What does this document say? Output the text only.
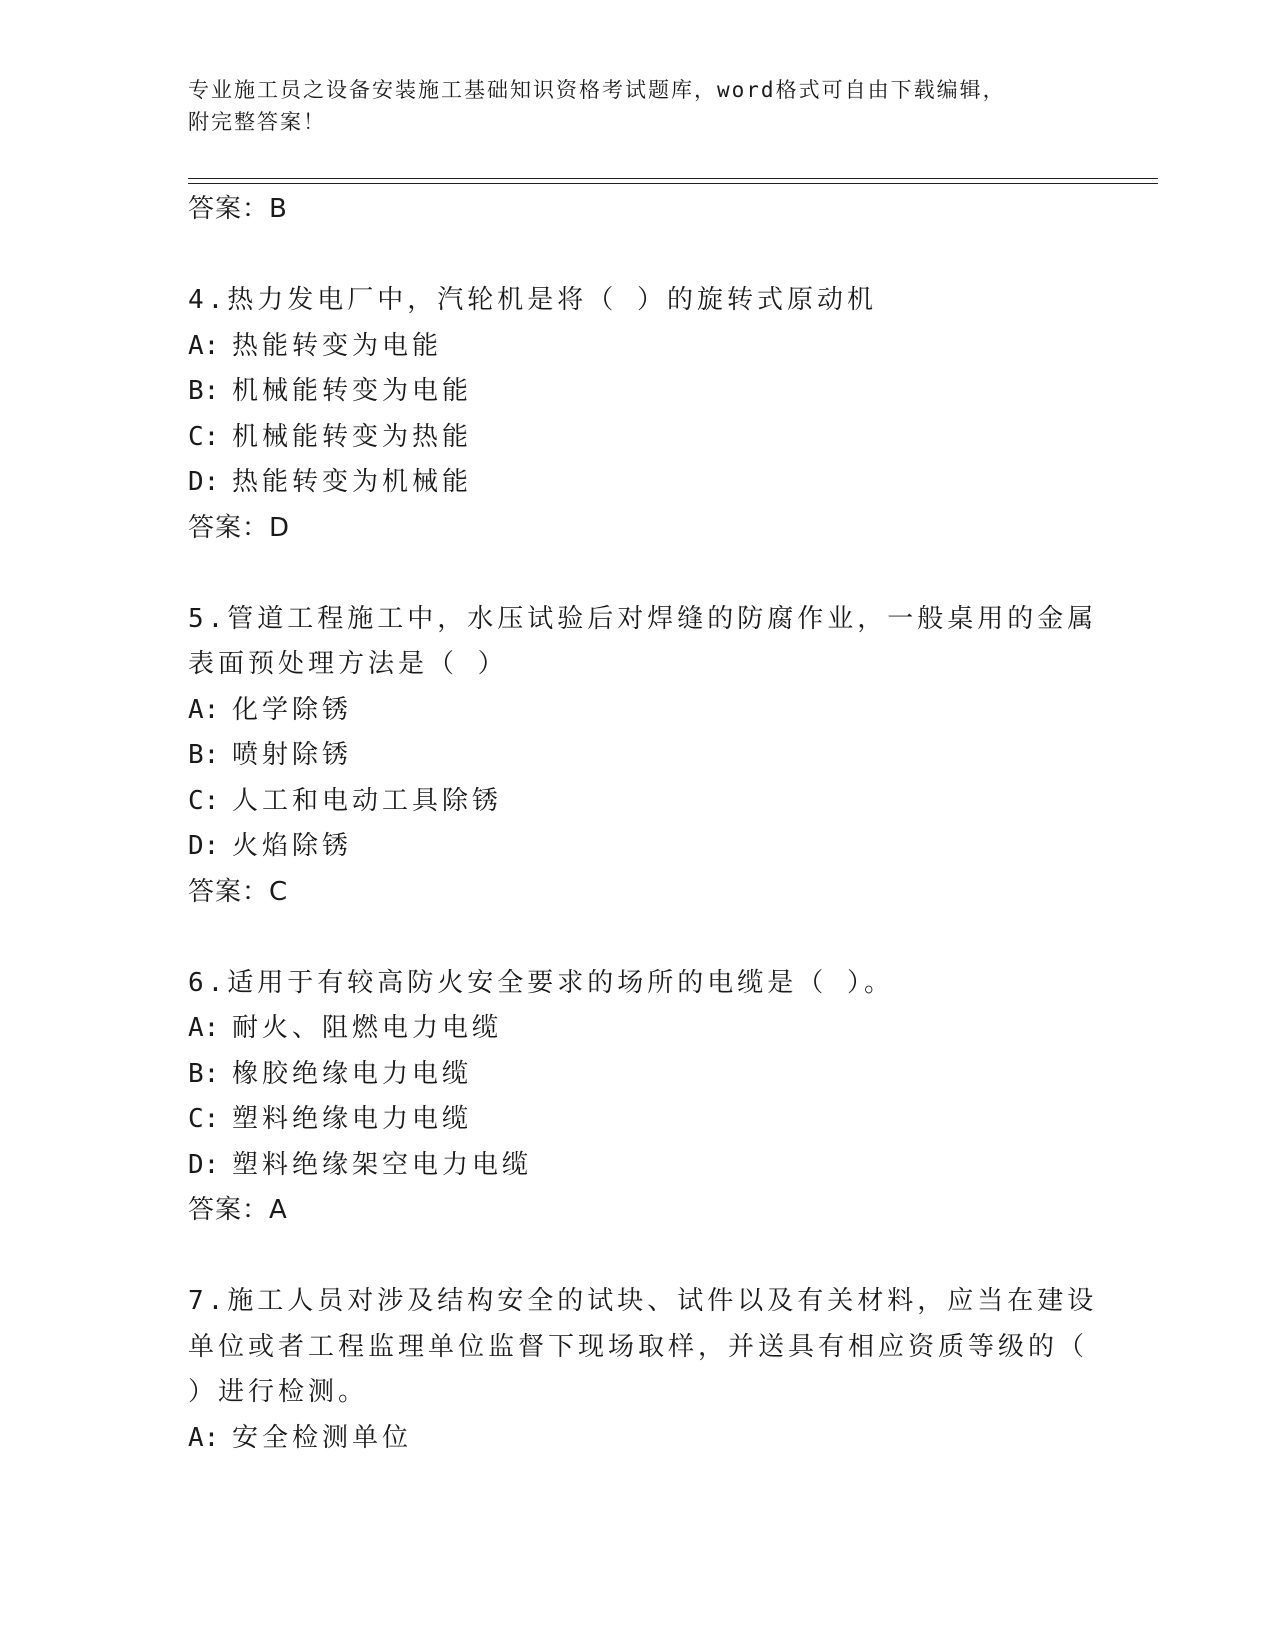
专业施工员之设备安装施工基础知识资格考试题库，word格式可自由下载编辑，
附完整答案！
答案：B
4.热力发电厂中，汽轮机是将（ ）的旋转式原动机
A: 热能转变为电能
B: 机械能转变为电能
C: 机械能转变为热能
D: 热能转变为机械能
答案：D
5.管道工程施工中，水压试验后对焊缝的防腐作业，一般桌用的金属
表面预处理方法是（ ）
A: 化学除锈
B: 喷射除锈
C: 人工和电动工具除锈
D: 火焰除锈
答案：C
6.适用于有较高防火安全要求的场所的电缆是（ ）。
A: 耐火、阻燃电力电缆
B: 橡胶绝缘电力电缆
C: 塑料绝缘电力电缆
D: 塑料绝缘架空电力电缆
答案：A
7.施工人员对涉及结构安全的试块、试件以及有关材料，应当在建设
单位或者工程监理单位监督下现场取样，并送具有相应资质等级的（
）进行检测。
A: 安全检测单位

**Given problem**.
Without the pictures, repeat the listing above exactly.

**Exercise result**.
What does this document say? Output the text only.
专业施工员之设备安装施工基础知识资格考试题库，word格式可自由下载编辑，
附完整答案！
答案：B
4.热力发电厂中，汽轮机是将（ ）的旋转式原动机
A: 热能转变为电能
B: 机械能转变为电能
C: 机械能转变为热能
D: 热能转变为机械能
答案：D
5.管道工程施工中，水压试验后对焊缝的防腐作业，一般桌用的金属
表面预处理方法是（ ）
A: 化学除锈
B: 喷射除锈
C: 人工和电动工具除锈
D: 火焰除锈
答案：C
6.适用于有较高防火安全要求的场所的电缆是（ ）。
A: 耐火、阻燃电力电缆
B: 橡胶绝缘电力电缆
C: 塑料绝缘电力电缆
D: 塑料绝缘架空电力电缆
答案：A
7.施工人员对涉及结构安全的试块、试件以及有关材料，应当在建设
单位或者工程监理单位监督下现场取样，并送具有相应资质等级的（
）进行检测。
A: 安全检测单位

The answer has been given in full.